* [TO-DO LIST]
A – Decide whether each statement agrees with the film review, answering yes or no and quoting the words of the review that settle it. (i) The review calls the singing voices of Ms. Stone and Mr. Gosling exceptional. (ii) Sebastian's piano stool once belonged to Hoagy Carmichael. (iii) Finn Wittrock plays Sebastian's boss.
B – Write the next part of the film review, picking up after its final sentence.

:: DOCUMENT EXTRACT ::

Director Chazelle and cinematographer Linus Sandgren create a look in line with Singin’ in the Rain, but a tone more suited to A Star is Born. There is no shortage of romance and music, but it’s equally balanced with melancholy, foolish dreams, and shattered hopes. While it’s an homage to old Hollywood, Los Angeles and movie musicals, it seems to gracefully swing between past and present – and reality and fantasy.
Mia has a bedroom wall mural of Ingrid Bergman, while Sebastian treasures his piano stool that once belonged to Hoagy Carmichael … two more examples of past and present intertwined. Ms. Stone and Mr. Gosling possess solid (not exceptional) singing voices, which aids in having the songs tell their story. Ms. Stone is quite a talent, and especially stands out in her audition scenes … we feel her pouring her heart out to casting agents who may or may not even be paying attention. It’s remarkable work from her.
Supporting work is provided by Rosemarie DeWitt (as Sebastian’s sister), JK Simmons (as a club owner and Sebastian’s boss), Finn Wittrock (as Mia’s boyfriend) and Damon Gupton. Also in supporting roles would be the Griffith Observatory (after a Rebel Without a Cause viewing), the Los Angeles scene, and the Warner Brothers lot.

:::
:: SUPPLIED RECORDS ::

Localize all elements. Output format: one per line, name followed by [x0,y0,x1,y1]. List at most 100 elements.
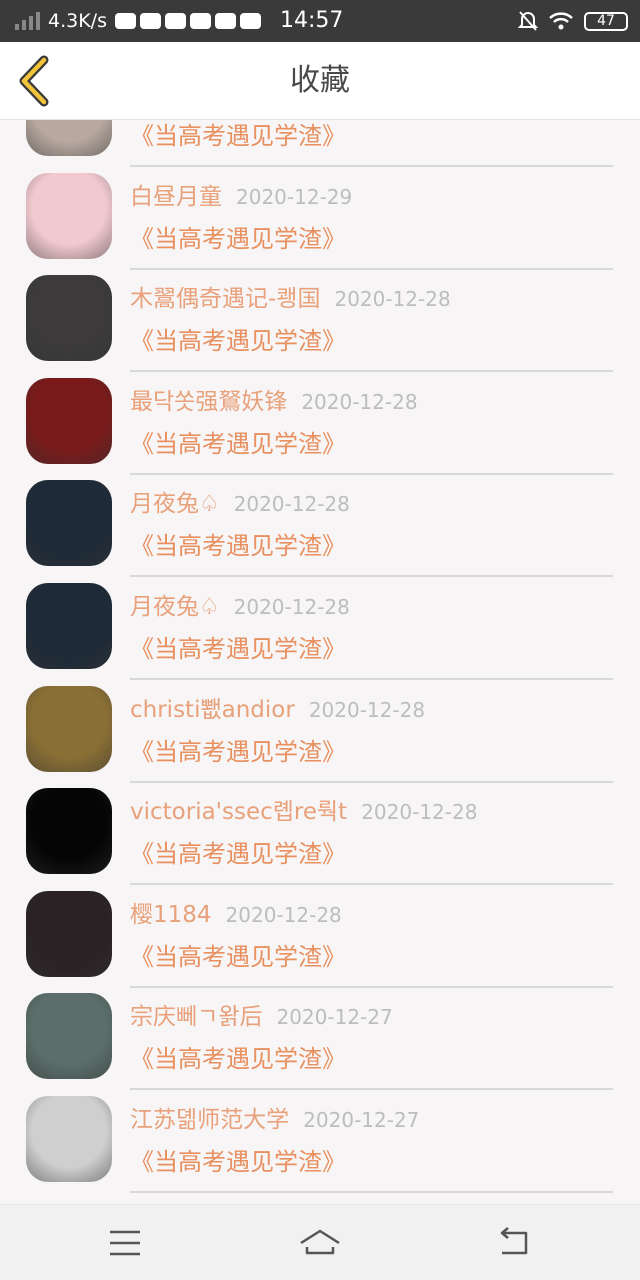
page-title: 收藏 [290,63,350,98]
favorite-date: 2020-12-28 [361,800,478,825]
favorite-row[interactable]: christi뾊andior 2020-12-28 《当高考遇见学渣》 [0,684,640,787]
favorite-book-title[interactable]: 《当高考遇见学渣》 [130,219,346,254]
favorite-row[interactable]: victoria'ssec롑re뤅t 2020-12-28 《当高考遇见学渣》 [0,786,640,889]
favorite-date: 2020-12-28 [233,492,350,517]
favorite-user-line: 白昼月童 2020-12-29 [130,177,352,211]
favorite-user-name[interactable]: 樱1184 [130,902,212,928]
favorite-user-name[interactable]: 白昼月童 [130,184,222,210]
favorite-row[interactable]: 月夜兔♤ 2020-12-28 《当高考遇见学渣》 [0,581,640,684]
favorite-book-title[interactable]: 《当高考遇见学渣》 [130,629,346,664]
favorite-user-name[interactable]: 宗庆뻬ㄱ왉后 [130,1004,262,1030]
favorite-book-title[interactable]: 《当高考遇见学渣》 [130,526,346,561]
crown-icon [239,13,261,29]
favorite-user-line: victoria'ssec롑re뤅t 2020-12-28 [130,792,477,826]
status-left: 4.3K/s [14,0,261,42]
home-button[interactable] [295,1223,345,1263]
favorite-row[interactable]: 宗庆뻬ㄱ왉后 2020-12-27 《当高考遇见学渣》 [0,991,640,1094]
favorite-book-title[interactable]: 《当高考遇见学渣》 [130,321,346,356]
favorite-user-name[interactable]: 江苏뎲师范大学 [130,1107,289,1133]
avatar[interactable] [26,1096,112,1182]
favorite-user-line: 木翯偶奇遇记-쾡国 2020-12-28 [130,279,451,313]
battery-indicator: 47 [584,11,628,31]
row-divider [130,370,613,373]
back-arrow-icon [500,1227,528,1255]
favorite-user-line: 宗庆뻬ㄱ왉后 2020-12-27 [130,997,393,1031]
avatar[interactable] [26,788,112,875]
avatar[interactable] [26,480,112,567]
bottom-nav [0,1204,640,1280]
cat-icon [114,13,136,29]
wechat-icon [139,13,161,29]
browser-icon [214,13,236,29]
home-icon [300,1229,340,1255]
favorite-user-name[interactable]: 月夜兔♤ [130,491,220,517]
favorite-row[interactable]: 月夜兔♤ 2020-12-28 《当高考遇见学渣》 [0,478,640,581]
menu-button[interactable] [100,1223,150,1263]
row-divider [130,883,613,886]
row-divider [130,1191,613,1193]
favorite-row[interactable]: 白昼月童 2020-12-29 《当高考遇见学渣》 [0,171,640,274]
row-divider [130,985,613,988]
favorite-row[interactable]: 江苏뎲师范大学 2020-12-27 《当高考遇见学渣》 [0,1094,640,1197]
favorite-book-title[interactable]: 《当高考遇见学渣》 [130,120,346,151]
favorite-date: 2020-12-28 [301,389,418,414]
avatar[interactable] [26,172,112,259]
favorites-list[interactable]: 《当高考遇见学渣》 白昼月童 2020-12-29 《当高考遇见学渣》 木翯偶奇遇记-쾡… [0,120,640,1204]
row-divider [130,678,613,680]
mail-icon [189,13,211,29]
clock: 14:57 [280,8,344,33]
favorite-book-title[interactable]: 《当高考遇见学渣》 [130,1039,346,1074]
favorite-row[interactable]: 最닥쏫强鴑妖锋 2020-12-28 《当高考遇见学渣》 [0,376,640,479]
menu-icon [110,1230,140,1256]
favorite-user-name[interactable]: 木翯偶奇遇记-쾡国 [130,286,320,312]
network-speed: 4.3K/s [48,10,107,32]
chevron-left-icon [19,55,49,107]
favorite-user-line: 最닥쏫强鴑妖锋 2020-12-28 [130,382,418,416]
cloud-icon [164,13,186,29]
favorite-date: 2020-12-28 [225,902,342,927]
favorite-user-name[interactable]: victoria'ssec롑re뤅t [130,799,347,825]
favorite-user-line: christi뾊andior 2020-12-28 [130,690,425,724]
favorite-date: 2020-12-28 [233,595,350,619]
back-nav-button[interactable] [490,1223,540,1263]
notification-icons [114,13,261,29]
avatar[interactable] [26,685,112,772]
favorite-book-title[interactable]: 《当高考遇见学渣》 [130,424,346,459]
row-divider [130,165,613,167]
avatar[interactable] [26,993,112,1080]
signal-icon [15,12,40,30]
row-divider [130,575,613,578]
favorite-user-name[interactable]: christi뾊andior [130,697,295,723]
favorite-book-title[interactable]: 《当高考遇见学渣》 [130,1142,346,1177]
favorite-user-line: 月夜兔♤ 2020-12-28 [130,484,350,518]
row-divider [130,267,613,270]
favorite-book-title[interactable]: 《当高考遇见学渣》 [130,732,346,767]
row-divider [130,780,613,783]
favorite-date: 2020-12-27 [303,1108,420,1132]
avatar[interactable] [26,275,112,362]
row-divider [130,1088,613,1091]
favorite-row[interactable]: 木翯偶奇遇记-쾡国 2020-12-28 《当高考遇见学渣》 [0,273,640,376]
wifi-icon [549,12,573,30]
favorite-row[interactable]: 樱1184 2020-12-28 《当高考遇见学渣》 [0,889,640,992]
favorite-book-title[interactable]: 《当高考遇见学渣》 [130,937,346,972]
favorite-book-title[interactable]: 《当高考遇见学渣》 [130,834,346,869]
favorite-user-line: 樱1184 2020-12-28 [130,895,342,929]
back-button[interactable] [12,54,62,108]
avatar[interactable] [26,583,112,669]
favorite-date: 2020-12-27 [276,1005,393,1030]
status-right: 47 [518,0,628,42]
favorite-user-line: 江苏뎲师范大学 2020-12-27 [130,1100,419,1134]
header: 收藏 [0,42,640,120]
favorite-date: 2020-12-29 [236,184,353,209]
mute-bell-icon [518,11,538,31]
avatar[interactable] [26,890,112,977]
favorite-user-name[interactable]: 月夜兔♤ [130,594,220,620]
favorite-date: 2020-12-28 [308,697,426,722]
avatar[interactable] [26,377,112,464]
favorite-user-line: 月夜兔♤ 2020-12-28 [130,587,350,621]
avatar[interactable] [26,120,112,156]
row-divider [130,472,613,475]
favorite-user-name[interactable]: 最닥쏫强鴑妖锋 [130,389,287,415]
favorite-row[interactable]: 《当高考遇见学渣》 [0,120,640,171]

:::

* [ANSWERS TO THE EXERCISES]
A –
(i) No: "solid (not exceptional) singing voices"
(ii) Yes: "his piano stool that once belonged to Hoagy Carmichael"
(iii) No: "Finn Wittrock (as Mia’s boyfriend)"

B –
The “What Could Have Been” ending sequence is top notch filmmaking in all aspects, and perfectly caps a movie that drips with nostalgia … while also being touching, funny, and downright fun. Watching this film is much like going through the ups and downs of a relationship, and rather than a fairy tale, it’s a painful jab at “the one who got away”. It deserves to be seen on the big screen – enjoy the full palette of colors and the full spectrum of emotions (love and heartbreak, frustration, anger, and utter joy). This is one to tell your friends about … don’t wait for them to tell you.